*Prompt:* Repeat each entry as written and leave the images out of the copy.

*Source records:*

** begin **

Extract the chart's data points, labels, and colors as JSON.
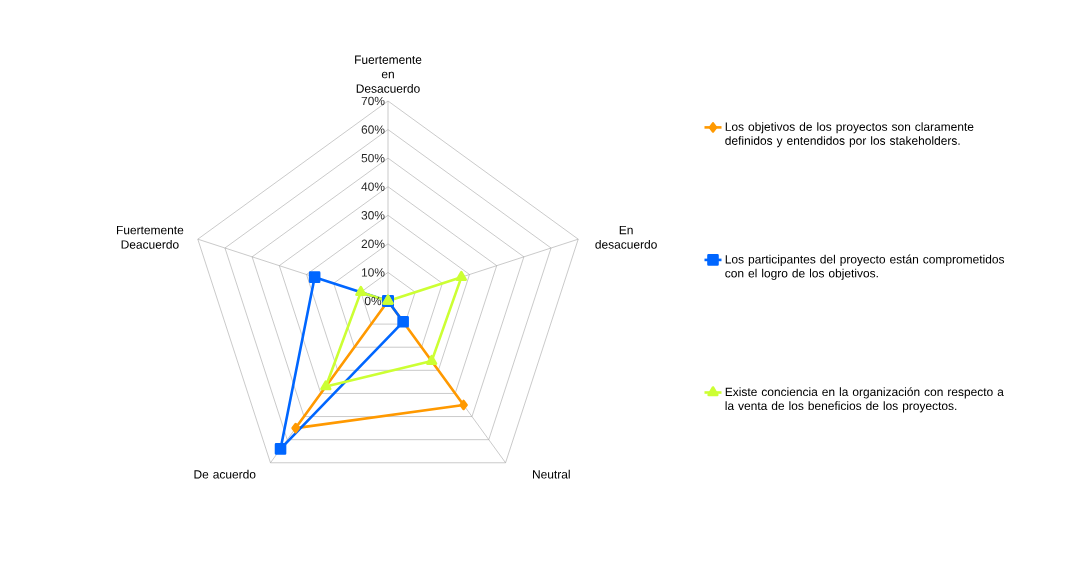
{
  "chart_data": {
    "type": "radar",
    "categories": [
      "Fuertemente en Desacuerdo",
      "En desacuerdo",
      "Neutral",
      "De acuerdo",
      "Fuertemente Deacuerdo"
    ],
    "series": [
      {
        "name": "Los objetivos de los proyectos son claramente definidos y entendidos por los stakeholders.",
        "color": "#ff9900",
        "marker": "diamond",
        "values": [
          0,
          0,
          45,
          55,
          0
        ]
      },
      {
        "name": "Los participantes del proyecto están comprometidos con el logro de los objetivos.",
        "color": "#0066ff",
        "marker": "square",
        "values": [
          0,
          0,
          9,
          64,
          27
        ]
      },
      {
        "name": "Existe conciencia en la organización con respecto a la venta de los beneficios de los proyectos.",
        "color": "#ccff33",
        "marker": "triangle",
        "values": [
          0,
          27,
          26,
          37,
          10
        ]
      }
    ],
    "ylim": [
      0,
      70
    ],
    "yticks": [
      {
        "value": 0,
        "label": "0%"
      },
      {
        "value": 10,
        "label": "10%"
      },
      {
        "value": 20,
        "label": "20%"
      },
      {
        "value": 30,
        "label": "30%"
      },
      {
        "value": 40,
        "label": "40%"
      },
      {
        "value": 50,
        "label": "50%"
      },
      {
        "value": 60,
        "label": "60%"
      },
      {
        "value": 70,
        "label": "70%"
      }
    ],
    "grid": true,
    "legend": "right"
  }
}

** end **

*Task solution:*
Extract the chart's data points, labels, and colors as JSON.
{
  "chart_data": {
    "type": "radar",
    "categories": [
      "Fuertemente en Desacuerdo",
      "En desacuerdo",
      "Neutral",
      "De acuerdo",
      "Fuertemente Deacuerdo"
    ],
    "series": [
      {
        "name": "Los objetivos de los proyectos son claramente definidos y entendidos por los stakeholders.",
        "color": "#ff9900",
        "marker": "diamond",
        "values": [
          0,
          0,
          45,
          55,
          0
        ]
      },
      {
        "name": "Los participantes del proyecto están comprometidos con el logro de los objetivos.",
        "color": "#0066ff",
        "marker": "square",
        "values": [
          0,
          0,
          9,
          64,
          27
        ]
      },
      {
        "name": "Existe conciencia en la organización con respecto a la venta de los beneficios de los proyectos.",
        "color": "#ccff33",
        "marker": "triangle",
        "values": [
          0,
          27,
          26,
          37,
          10
        ]
      }
    ],
    "ylim": [
      0,
      70
    ],
    "yticks": [
      {
        "value": 0,
        "label": "0%"
      },
      {
        "value": 10,
        "label": "10%"
      },
      {
        "value": 20,
        "label": "20%"
      },
      {
        "value": 30,
        "label": "30%"
      },
      {
        "value": 40,
        "label": "40%"
      },
      {
        "value": 50,
        "label": "50%"
      },
      {
        "value": 60,
        "label": "60%"
      },
      {
        "value": 70,
        "label": "70%"
      }
    ],
    "grid": true,
    "legend": "right"
  }
}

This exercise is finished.